In this exercise, return the whole listing exactly, excluding any images.

***

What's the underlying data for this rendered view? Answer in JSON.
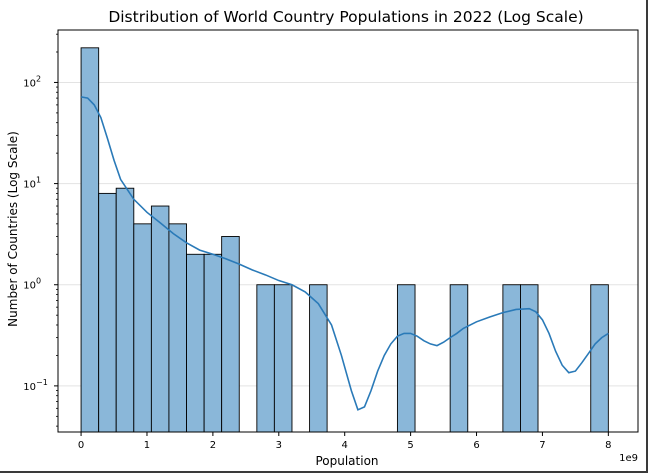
{
  "chart_data": {
    "type": "bar",
    "title": "Distribution of World Country Populations in 2022 (Log Scale)",
    "xlabel": "Population",
    "ylabel": "Number of Countries (Log Scale)",
    "x_offset_label": "1e9",
    "yscale": "log",
    "xlim": [
      -0.35,
      8.45
    ],
    "ylim": [
      0.035,
      330
    ],
    "grid": "y-major",
    "x_ticks": [
      {
        "value": 0,
        "label": "0"
      },
      {
        "value": 1,
        "label": "1"
      },
      {
        "value": 2,
        "label": "2"
      },
      {
        "value": 3,
        "label": "3"
      },
      {
        "value": 4,
        "label": "4"
      },
      {
        "value": 5,
        "label": "5"
      },
      {
        "value": 6,
        "label": "6"
      },
      {
        "value": 7,
        "label": "7"
      },
      {
        "value": 8,
        "label": "8"
      }
    ],
    "y_ticks": [
      {
        "value": 0.1,
        "base": "10",
        "exp": "−1"
      },
      {
        "value": 1,
        "base": "10",
        "exp": "0"
      },
      {
        "value": 10,
        "base": "10",
        "exp": "1"
      },
      {
        "value": 100,
        "base": "10",
        "exp": "2"
      }
    ],
    "bin_edges": [
      0,
      0.267,
      0.533,
      0.8,
      1.067,
      1.333,
      1.6,
      1.867,
      2.133,
      2.4,
      2.667,
      2.933,
      3.2,
      3.467,
      3.733,
      4.0,
      4.267,
      4.533,
      4.8,
      5.067,
      5.333,
      5.6,
      5.867,
      6.133,
      6.4,
      6.667,
      6.933,
      7.2,
      7.467,
      7.733,
      8.0
    ],
    "counts": [
      220,
      8,
      9,
      4,
      6,
      4,
      2,
      2,
      3,
      0,
      1,
      1,
      0,
      1,
      0,
      0,
      0,
      0,
      1,
      0,
      0,
      1,
      0,
      0,
      1,
      1,
      0,
      0,
      0,
      1
    ],
    "kde": {
      "x": [
        0,
        0.1,
        0.2,
        0.3,
        0.4,
        0.5,
        0.6,
        0.8,
        1.0,
        1.2,
        1.4,
        1.6,
        1.8,
        2.0,
        2.2,
        2.4,
        2.6,
        2.8,
        3.0,
        3.2,
        3.4,
        3.6,
        3.8,
        3.95,
        4.1,
        4.2,
        4.3,
        4.4,
        4.5,
        4.6,
        4.7,
        4.8,
        4.9,
        5.0,
        5.1,
        5.2,
        5.3,
        5.4,
        5.5,
        5.6,
        5.7,
        5.8,
        6.0,
        6.2,
        6.4,
        6.6,
        6.8,
        6.9,
        7.0,
        7.1,
        7.2,
        7.3,
        7.4,
        7.5,
        7.6,
        7.7,
        7.8,
        7.9,
        8.0
      ],
      "y": [
        72,
        70,
        60,
        45,
        28,
        17,
        11,
        7,
        5.2,
        4.1,
        3.2,
        2.6,
        2.2,
        2.0,
        1.8,
        1.6,
        1.4,
        1.25,
        1.1,
        1.0,
        0.85,
        0.65,
        0.4,
        0.2,
        0.09,
        0.058,
        0.062,
        0.09,
        0.14,
        0.2,
        0.26,
        0.31,
        0.33,
        0.33,
        0.31,
        0.28,
        0.26,
        0.25,
        0.27,
        0.3,
        0.33,
        0.37,
        0.43,
        0.48,
        0.53,
        0.57,
        0.58,
        0.54,
        0.45,
        0.33,
        0.22,
        0.16,
        0.135,
        0.14,
        0.17,
        0.21,
        0.26,
        0.3,
        0.33
      ]
    },
    "colors": {
      "bar_fill": "#8ab7d9",
      "bar_edge": "#000000",
      "kde_line": "#2a7ab8",
      "grid": "#e3e3e3"
    }
  }
}
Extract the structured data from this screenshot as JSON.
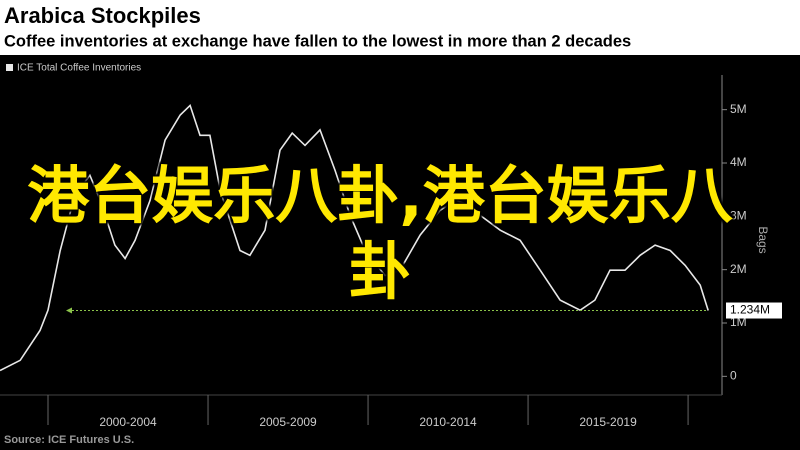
{
  "chart_data": {
    "type": "line",
    "title": "Arabica Stockpiles",
    "subtitle": "Coffee inventories at exchange have fallen to the lowest in more than 2 decades",
    "y_label": "Bags",
    "source": "Source: ICE Futures U.S.",
    "overlay_text": "港台娱乐八卦,港台娱乐八卦",
    "categories": [
      "2000-2004",
      "2005-2009",
      "2010-2014",
      "2015-2019"
    ],
    "xticks": [
      2000,
      2005,
      2010,
      2015,
      2020
    ],
    "xlim": [
      1998.5,
      2021.06
    ],
    "ylim": [
      -350000,
      5650000
    ],
    "yticks": [
      0,
      {
        "value": 1000000,
        "label": "1M"
      },
      {
        "value": 2000000,
        "label": "2M"
      },
      {
        "value": 3000000,
        "label": "3M"
      },
      {
        "value": 4000000,
        "label": "4M"
      },
      {
        "value": 5000000,
        "label": "5M"
      }
    ],
    "grid": false,
    "last_value": {
      "value": 1234000,
      "label": "1.234M",
      "color": "#8bc34a"
    },
    "series": [
      {
        "name": "ICE Total Coffee Inventories",
        "color": "#e8e8e8",
        "x": [
          1998.5,
          1999.13,
          1999.75,
          2000,
          2000.38,
          2000.84,
          2001.31,
          2001.63,
          2002.09,
          2002.41,
          2002.72,
          2003.19,
          2003.66,
          2004.13,
          2004.44,
          2004.75,
          2005.06,
          2005.38,
          2006,
          2006.31,
          2006.78,
          2007.25,
          2007.63,
          2008.03,
          2008.5,
          2008.97,
          2009.44,
          2009.91,
          2010.53,
          2011,
          2011.63,
          2012.25,
          2012.72,
          2013.19,
          2013.5,
          2014.13,
          2014.75,
          2015.38,
          2016,
          2016.63,
          2017.09,
          2017.56,
          2018.03,
          2018.5,
          2018.97,
          2019.44,
          2019.91,
          2020.38,
          2020.63
        ],
        "values": [
          110000,
          300000,
          860000,
          1240000,
          2360000,
          3400000,
          3770000,
          3300000,
          2460000,
          2210000,
          2550000,
          3300000,
          4430000,
          4900000,
          5080000,
          4520000,
          4520000,
          3490000,
          2360000,
          2270000,
          2740000,
          4240000,
          4560000,
          4330000,
          4620000,
          3860000,
          3020000,
          2360000,
          1890000,
          1990000,
          2650000,
          3110000,
          3300000,
          3210000,
          3020000,
          2740000,
          2550000,
          1990000,
          1430000,
          1240000,
          1430000,
          1990000,
          1990000,
          2270000,
          2460000,
          2360000,
          2080000,
          1710000,
          1234000
        ]
      }
    ]
  }
}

***

__Answer to this task__:
What's the underlying data for this rendered view? Answer in JSON.
{
  "chart_data": {
    "type": "bar",
    "title": "Distribution of World Country Populations in 2022 (Log Scale)",
    "xlabel": "Population",
    "ylabel": "Number of Countries (Log Scale)",
    "x_offset_label": "1e9",
    "yscale": "log",
    "xlim": [
      -0.35,
      8.45
    ],
    "ylim": [
      0.035,
      330
    ],
    "grid": "y-major",
    "x_ticks": [
      {
        "value": 0,
        "label": "0"
      },
      {
        "value": 1,
        "label": "1"
      },
      {
        "value": 2,
        "label": "2"
      },
      {
        "value": 3,
        "label": "3"
      },
      {
        "value": 4,
        "label": "4"
      },
      {
        "value": 5,
        "label": "5"
      },
      {
        "value": 6,
        "label": "6"
      },
      {
        "value": 7,
        "label": "7"
      },
      {
        "value": 8,
        "label": "8"
      }
    ],
    "y_ticks": [
      {
        "value": 0.1,
        "base": "10",
        "exp": "−1"
      },
      {
        "value": 1,
        "base": "10",
        "exp": "0"
      },
      {
        "value": 10,
        "base": "10",
        "exp": "1"
      },
      {
        "value": 100,
        "base": "10",
        "exp": "2"
      }
    ],
    "bin_edges": [
      0,
      0.267,
      0.533,
      0.8,
      1.067,
      1.333,
      1.6,
      1.867,
      2.133,
      2.4,
      2.667,
      2.933,
      3.2,
      3.467,
      3.733,
      4.0,
      4.267,
      4.533,
      4.8,
      5.067,
      5.333,
      5.6,
      5.867,
      6.133,
      6.4,
      6.667,
      6.933,
      7.2,
      7.467,
      7.733,
      8.0
    ],
    "counts": [
      220,
      8,
      9,
      4,
      6,
      4,
      2,
      2,
      3,
      0,
      1,
      1,
      0,
      1,
      0,
      0,
      0,
      0,
      1,
      0,
      0,
      1,
      0,
      0,
      1,
      1,
      0,
      0,
      0,
      1
    ],
    "kde": {
      "x": [
        0,
        0.1,
        0.2,
        0.3,
        0.4,
        0.5,
        0.6,
        0.8,
        1.0,
        1.2,
        1.4,
        1.6,
        1.8,
        2.0,
        2.2,
        2.4,
        2.6,
        2.8,
        3.0,
        3.2,
        3.4,
        3.6,
        3.8,
        3.95,
        4.1,
        4.2,
        4.3,
        4.4,
        4.5,
        4.6,
        4.7,
        4.8,
        4.9,
        5.0,
        5.1,
        5.2,
        5.3,
        5.4,
        5.5,
        5.6,
        5.7,
        5.8,
        6.0,
        6.2,
        6.4,
        6.6,
        6.8,
        6.9,
        7.0,
        7.1,
        7.2,
        7.3,
        7.4,
        7.5,
        7.6,
        7.7,
        7.8,
        7.9,
        8.0
      ],
      "y": [
        72,
        70,
        60,
        45,
        28,
        17,
        11,
        7,
        5.2,
        4.1,
        3.2,
        2.6,
        2.2,
        2.0,
        1.8,
        1.6,
        1.4,
        1.25,
        1.1,
        1.0,
        0.85,
        0.65,
        0.4,
        0.2,
        0.09,
        0.058,
        0.062,
        0.09,
        0.14,
        0.2,
        0.26,
        0.31,
        0.33,
        0.33,
        0.31,
        0.28,
        0.26,
        0.25,
        0.27,
        0.3,
        0.33,
        0.37,
        0.43,
        0.48,
        0.53,
        0.57,
        0.58,
        0.54,
        0.45,
        0.33,
        0.22,
        0.16,
        0.135,
        0.14,
        0.17,
        0.21,
        0.26,
        0.3,
        0.33
      ]
    },
    "colors": {
      "bar_fill": "#8ab7d9",
      "bar_edge": "#000000",
      "kde_line": "#2a7ab8",
      "grid": "#e3e3e3"
    }
  }
}
Extract the structured data from this screenshot as JSON.
{
  "chart_data": {
    "type": "line",
    "title": "Arabica Stockpiles",
    "subtitle": "Coffee inventories at exchange have fallen to the lowest in more than 2 decades",
    "y_label": "Bags",
    "source": "Source: ICE Futures U.S.",
    "overlay_text": "港台娱乐八卦,港台娱乐八卦",
    "categories": [
      "2000-2004",
      "2005-2009",
      "2010-2014",
      "2015-2019"
    ],
    "xticks": [
      2000,
      2005,
      2010,
      2015,
      2020
    ],
    "xlim": [
      1998.5,
      2021.06
    ],
    "ylim": [
      -350000,
      5650000
    ],
    "yticks": [
      0,
      {
        "value": 1000000,
        "label": "1M"
      },
      {
        "value": 2000000,
        "label": "2M"
      },
      {
        "value": 3000000,
        "label": "3M"
      },
      {
        "value": 4000000,
        "label": "4M"
      },
      {
        "value": 5000000,
        "label": "5M"
      }
    ],
    "grid": false,
    "last_value": {
      "value": 1234000,
      "label": "1.234M",
      "color": "#8bc34a"
    },
    "series": [
      {
        "name": "ICE Total Coffee Inventories",
        "color": "#e8e8e8",
        "x": [
          1998.5,
          1999.13,
          1999.75,
          2000,
          2000.38,
          2000.84,
          2001.31,
          2001.63,
          2002.09,
          2002.41,
          2002.72,
          2003.19,
          2003.66,
          2004.13,
          2004.44,
          2004.75,
          2005.06,
          2005.38,
          2006,
          2006.31,
          2006.78,
          2007.25,
          2007.63,
          2008.03,
          2008.5,
          2008.97,
          2009.44,
          2009.91,
          2010.53,
          2011,
          2011.63,
          2012.25,
          2012.72,
          2013.19,
          2013.5,
          2014.13,
          2014.75,
          2015.38,
          2016,
          2016.63,
          2017.09,
          2017.56,
          2018.03,
          2018.5,
          2018.97,
          2019.44,
          2019.91,
          2020.38,
          2020.63
        ],
        "values": [
          110000,
          300000,
          860000,
          1240000,
          2360000,
          3400000,
          3770000,
          3300000,
          2460000,
          2210000,
          2550000,
          3300000,
          4430000,
          4900000,
          5080000,
          4520000,
          4520000,
          3490000,
          2360000,
          2270000,
          2740000,
          4240000,
          4560000,
          4330000,
          4620000,
          3860000,
          3020000,
          2360000,
          1890000,
          1990000,
          2650000,
          3110000,
          3300000,
          3210000,
          3020000,
          2740000,
          2550000,
          1990000,
          1430000,
          1240000,
          1430000,
          1990000,
          1990000,
          2270000,
          2460000,
          2360000,
          2080000,
          1710000,
          1234000
        ]
      }
    ]
  }
}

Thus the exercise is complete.